## EXERCISE INPUT:
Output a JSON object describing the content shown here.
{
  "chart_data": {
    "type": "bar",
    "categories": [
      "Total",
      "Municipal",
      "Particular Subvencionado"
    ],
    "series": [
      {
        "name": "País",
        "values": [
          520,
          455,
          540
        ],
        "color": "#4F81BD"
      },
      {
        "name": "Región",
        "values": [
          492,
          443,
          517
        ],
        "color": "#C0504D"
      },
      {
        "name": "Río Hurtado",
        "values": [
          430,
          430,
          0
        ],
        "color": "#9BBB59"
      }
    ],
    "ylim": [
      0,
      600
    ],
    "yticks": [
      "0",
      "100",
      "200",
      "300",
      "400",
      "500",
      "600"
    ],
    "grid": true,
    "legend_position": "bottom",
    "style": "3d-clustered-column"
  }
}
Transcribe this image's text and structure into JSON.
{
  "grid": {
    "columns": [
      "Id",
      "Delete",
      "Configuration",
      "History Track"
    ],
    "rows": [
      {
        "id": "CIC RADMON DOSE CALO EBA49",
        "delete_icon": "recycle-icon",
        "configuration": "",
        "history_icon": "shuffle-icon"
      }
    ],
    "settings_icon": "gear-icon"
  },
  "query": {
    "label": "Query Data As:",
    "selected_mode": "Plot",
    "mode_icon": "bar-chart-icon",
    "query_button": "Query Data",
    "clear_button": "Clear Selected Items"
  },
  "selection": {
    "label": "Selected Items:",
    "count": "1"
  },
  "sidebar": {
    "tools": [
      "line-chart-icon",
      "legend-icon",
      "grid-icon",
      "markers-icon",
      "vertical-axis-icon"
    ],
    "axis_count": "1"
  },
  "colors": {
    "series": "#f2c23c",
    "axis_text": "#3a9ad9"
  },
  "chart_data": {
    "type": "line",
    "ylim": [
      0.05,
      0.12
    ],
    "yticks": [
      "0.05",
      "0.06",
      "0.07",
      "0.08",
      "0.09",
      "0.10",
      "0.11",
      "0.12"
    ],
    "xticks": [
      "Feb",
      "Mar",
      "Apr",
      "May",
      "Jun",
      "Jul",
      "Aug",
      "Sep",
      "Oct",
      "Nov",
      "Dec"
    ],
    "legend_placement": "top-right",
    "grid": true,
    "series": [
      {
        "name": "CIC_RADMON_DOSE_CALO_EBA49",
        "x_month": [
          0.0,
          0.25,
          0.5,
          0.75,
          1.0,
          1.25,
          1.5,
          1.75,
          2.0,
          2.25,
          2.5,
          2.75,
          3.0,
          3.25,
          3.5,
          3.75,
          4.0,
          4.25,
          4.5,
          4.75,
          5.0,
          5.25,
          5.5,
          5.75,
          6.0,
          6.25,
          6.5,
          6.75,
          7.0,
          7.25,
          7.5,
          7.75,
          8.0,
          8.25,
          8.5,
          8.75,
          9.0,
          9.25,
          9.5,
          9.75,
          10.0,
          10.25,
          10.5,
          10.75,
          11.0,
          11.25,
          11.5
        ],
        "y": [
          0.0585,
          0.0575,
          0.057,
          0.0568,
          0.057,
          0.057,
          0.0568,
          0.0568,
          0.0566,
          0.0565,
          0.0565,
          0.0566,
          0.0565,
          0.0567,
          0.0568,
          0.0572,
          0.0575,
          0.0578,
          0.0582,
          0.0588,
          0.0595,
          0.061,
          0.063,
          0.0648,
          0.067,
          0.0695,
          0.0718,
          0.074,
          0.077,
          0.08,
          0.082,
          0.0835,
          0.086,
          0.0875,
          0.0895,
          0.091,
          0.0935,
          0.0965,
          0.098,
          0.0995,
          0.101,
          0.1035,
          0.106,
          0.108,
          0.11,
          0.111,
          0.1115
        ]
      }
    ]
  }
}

## WHAT YOU SHOULD DO:
Spot every line that holds "icon" and copy it.

## TASK SOLUTION:
        "delete_icon": "recycle-icon",
        "history_icon": "shuffle-icon"
    "settings_icon": "gear-icon"
    "mode_icon": "bar-chart-icon",
      "line-chart-icon",
      "legend-icon",
      "grid-icon",
      "markers-icon",
      "vertical-axis-icon"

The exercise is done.